**Task prompt:**
Reproduce all of the data exactly, with no line skipped.

**Figure dataset records:**

--------------------------------

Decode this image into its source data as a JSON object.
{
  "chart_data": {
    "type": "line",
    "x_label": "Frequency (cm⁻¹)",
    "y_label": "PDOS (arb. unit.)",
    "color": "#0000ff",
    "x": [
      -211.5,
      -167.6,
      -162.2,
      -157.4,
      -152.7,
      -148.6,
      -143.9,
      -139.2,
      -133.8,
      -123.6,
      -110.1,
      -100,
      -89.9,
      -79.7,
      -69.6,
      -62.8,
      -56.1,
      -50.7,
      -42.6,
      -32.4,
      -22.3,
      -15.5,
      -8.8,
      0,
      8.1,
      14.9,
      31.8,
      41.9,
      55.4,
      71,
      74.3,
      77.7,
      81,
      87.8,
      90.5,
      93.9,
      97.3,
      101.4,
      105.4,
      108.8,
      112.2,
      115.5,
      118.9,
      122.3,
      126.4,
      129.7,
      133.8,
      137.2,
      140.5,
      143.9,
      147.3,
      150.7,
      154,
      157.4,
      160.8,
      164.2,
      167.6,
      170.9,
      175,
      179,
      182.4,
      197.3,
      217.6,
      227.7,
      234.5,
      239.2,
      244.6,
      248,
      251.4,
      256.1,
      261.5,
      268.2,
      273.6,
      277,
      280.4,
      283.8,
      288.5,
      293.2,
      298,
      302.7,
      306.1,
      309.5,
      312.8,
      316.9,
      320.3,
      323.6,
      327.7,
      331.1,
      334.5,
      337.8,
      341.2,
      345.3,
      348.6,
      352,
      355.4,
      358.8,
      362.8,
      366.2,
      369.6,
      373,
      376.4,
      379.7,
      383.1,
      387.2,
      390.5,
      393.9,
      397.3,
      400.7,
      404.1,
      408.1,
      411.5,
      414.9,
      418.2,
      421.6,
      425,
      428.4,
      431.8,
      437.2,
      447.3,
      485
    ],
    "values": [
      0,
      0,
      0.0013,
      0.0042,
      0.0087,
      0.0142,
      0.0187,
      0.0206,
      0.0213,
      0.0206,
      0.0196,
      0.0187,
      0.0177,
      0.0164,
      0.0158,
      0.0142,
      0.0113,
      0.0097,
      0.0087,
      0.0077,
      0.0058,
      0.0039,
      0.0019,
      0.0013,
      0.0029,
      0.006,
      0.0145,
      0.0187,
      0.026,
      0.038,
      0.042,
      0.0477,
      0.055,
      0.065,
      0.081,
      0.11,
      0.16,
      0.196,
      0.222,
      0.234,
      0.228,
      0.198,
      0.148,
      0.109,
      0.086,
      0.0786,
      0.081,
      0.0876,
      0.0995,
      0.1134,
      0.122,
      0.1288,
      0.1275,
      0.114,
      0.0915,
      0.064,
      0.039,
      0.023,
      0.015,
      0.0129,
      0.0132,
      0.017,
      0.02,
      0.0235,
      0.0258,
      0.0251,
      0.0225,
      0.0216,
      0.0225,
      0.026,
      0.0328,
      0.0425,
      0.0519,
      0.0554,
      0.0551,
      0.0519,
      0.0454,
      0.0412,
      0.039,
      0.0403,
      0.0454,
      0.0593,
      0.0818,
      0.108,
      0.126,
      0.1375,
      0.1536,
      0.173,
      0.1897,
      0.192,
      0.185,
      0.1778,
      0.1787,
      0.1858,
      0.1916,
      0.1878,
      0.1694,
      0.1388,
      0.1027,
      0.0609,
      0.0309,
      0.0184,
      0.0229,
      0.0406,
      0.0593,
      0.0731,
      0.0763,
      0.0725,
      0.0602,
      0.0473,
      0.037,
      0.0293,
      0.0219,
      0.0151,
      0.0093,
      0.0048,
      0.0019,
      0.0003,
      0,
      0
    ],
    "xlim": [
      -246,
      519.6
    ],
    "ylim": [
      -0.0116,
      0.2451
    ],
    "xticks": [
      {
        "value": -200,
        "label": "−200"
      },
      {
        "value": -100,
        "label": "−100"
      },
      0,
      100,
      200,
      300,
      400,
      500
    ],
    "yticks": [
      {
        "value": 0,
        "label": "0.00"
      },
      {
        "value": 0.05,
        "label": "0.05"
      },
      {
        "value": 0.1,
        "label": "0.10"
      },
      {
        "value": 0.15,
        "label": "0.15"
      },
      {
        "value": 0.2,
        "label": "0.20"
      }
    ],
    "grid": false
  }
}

--------------------------------

**Output of the task:**
Decode this image into its source data as a JSON object.
{
  "chart_data": {
    "type": "line",
    "x_label": "Frequency (cm⁻¹)",
    "y_label": "PDOS (arb. unit.)",
    "color": "#0000ff",
    "x": [
      -211.5,
      -167.6,
      -162.2,
      -157.4,
      -152.7,
      -148.6,
      -143.9,
      -139.2,
      -133.8,
      -123.6,
      -110.1,
      -100,
      -89.9,
      -79.7,
      -69.6,
      -62.8,
      -56.1,
      -50.7,
      -42.6,
      -32.4,
      -22.3,
      -15.5,
      -8.8,
      0,
      8.1,
      14.9,
      31.8,
      41.9,
      55.4,
      71,
      74.3,
      77.7,
      81,
      87.8,
      90.5,
      93.9,
      97.3,
      101.4,
      105.4,
      108.8,
      112.2,
      115.5,
      118.9,
      122.3,
      126.4,
      129.7,
      133.8,
      137.2,
      140.5,
      143.9,
      147.3,
      150.7,
      154,
      157.4,
      160.8,
      164.2,
      167.6,
      170.9,
      175,
      179,
      182.4,
      197.3,
      217.6,
      227.7,
      234.5,
      239.2,
      244.6,
      248,
      251.4,
      256.1,
      261.5,
      268.2,
      273.6,
      277,
      280.4,
      283.8,
      288.5,
      293.2,
      298,
      302.7,
      306.1,
      309.5,
      312.8,
      316.9,
      320.3,
      323.6,
      327.7,
      331.1,
      334.5,
      337.8,
      341.2,
      345.3,
      348.6,
      352,
      355.4,
      358.8,
      362.8,
      366.2,
      369.6,
      373,
      376.4,
      379.7,
      383.1,
      387.2,
      390.5,
      393.9,
      397.3,
      400.7,
      404.1,
      408.1,
      411.5,
      414.9,
      418.2,
      421.6,
      425,
      428.4,
      431.8,
      437.2,
      447.3,
      485
    ],
    "values": [
      0,
      0,
      0.0013,
      0.0042,
      0.0087,
      0.0142,
      0.0187,
      0.0206,
      0.0213,
      0.0206,
      0.0196,
      0.0187,
      0.0177,
      0.0164,
      0.0158,
      0.0142,
      0.0113,
      0.0097,
      0.0087,
      0.0077,
      0.0058,
      0.0039,
      0.0019,
      0.0013,
      0.0029,
      0.006,
      0.0145,
      0.0187,
      0.026,
      0.038,
      0.042,
      0.0477,
      0.055,
      0.065,
      0.081,
      0.11,
      0.16,
      0.196,
      0.222,
      0.234,
      0.228,
      0.198,
      0.148,
      0.109,
      0.086,
      0.0786,
      0.081,
      0.0876,
      0.0995,
      0.1134,
      0.122,
      0.1288,
      0.1275,
      0.114,
      0.0915,
      0.064,
      0.039,
      0.023,
      0.015,
      0.0129,
      0.0132,
      0.017,
      0.02,
      0.0235,
      0.0258,
      0.0251,
      0.0225,
      0.0216,
      0.0225,
      0.026,
      0.0328,
      0.0425,
      0.0519,
      0.0554,
      0.0551,
      0.0519,
      0.0454,
      0.0412,
      0.039,
      0.0403,
      0.0454,
      0.0593,
      0.0818,
      0.108,
      0.126,
      0.1375,
      0.1536,
      0.173,
      0.1897,
      0.192,
      0.185,
      0.1778,
      0.1787,
      0.1858,
      0.1916,
      0.1878,
      0.1694,
      0.1388,
      0.1027,
      0.0609,
      0.0309,
      0.0184,
      0.0229,
      0.0406,
      0.0593,
      0.0731,
      0.0763,
      0.0725,
      0.0602,
      0.0473,
      0.037,
      0.0293,
      0.0219,
      0.0151,
      0.0093,
      0.0048,
      0.0019,
      0.0003,
      0,
      0
    ],
    "xlim": [
      -246,
      519.6
    ],
    "ylim": [
      -0.0116,
      0.2451
    ],
    "xticks": [
      {
        "value": -200,
        "label": "−200"
      },
      {
        "value": -100,
        "label": "−100"
      },
      0,
      100,
      200,
      300,
      400,
      500
    ],
    "yticks": [
      {
        "value": 0,
        "label": "0.00"
      },
      {
        "value": 0.05,
        "label": "0.05"
      },
      {
        "value": 0.1,
        "label": "0.10"
      },
      {
        "value": 0.15,
        "label": "0.15"
      },
      {
        "value": 0.2,
        "label": "0.20"
      }
    ],
    "grid": false
  }
}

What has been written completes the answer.